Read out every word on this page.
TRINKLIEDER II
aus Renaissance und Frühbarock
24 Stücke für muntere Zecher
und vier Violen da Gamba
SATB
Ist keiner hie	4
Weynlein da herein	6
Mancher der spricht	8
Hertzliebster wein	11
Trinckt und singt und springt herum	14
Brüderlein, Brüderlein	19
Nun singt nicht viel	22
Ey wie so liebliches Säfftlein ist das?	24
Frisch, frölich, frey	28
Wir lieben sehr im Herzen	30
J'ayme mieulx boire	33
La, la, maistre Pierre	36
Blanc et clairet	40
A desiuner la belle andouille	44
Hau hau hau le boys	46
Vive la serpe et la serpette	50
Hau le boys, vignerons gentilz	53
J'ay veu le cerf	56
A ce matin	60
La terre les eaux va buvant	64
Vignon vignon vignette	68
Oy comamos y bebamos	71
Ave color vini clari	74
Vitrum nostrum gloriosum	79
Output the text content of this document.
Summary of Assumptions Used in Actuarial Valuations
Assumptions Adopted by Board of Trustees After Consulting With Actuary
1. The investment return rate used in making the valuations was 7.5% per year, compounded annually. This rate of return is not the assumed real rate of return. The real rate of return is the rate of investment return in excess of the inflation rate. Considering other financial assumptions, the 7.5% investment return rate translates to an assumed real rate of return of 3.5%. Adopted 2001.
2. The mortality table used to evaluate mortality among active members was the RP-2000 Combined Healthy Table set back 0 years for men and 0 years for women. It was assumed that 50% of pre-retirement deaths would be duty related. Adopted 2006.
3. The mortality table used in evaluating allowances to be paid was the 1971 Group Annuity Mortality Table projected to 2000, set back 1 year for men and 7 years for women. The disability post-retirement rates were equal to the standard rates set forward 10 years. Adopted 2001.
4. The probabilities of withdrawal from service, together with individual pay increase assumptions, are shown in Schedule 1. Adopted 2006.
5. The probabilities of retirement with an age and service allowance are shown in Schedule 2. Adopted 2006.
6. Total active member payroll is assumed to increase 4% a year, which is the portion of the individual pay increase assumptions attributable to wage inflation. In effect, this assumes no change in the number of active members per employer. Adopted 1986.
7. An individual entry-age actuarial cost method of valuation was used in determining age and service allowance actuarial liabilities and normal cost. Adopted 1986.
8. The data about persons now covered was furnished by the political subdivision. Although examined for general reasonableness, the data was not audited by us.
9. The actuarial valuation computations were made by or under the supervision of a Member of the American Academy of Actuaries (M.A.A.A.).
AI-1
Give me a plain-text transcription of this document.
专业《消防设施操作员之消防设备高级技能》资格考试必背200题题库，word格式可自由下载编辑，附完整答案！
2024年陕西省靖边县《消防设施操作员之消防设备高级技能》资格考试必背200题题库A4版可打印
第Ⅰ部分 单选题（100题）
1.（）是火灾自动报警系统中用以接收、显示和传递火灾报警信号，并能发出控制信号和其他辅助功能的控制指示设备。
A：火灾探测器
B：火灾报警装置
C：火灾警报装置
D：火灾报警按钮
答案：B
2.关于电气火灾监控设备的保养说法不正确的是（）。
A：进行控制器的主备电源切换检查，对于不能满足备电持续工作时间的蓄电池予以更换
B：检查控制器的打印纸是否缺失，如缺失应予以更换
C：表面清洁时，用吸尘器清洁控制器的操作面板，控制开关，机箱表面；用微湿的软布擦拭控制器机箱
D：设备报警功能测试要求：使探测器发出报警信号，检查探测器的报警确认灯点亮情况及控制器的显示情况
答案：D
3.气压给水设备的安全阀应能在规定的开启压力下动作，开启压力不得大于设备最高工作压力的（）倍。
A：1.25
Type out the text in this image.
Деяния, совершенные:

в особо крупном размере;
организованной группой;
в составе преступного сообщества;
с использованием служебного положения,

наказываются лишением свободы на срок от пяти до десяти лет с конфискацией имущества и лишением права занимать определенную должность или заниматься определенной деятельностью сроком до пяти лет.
□ □ □ □ □ □ □
AIM>
Select every line of the material above holding the word "service" and copy it.

SOLUTION>
4. The probabilities of withdrawal from service, together with individual pay increase assumptions, are shown in Schedule 1. Adopted 2006.
5. The probabilities of retirement with an age and service allowance are shown in Schedule 2. Adopted 2006.
7. An individual entry-age actuarial cost method of valuation was used in determining age and service allowance actuarial liabilities and normal cost. Adopted 1986.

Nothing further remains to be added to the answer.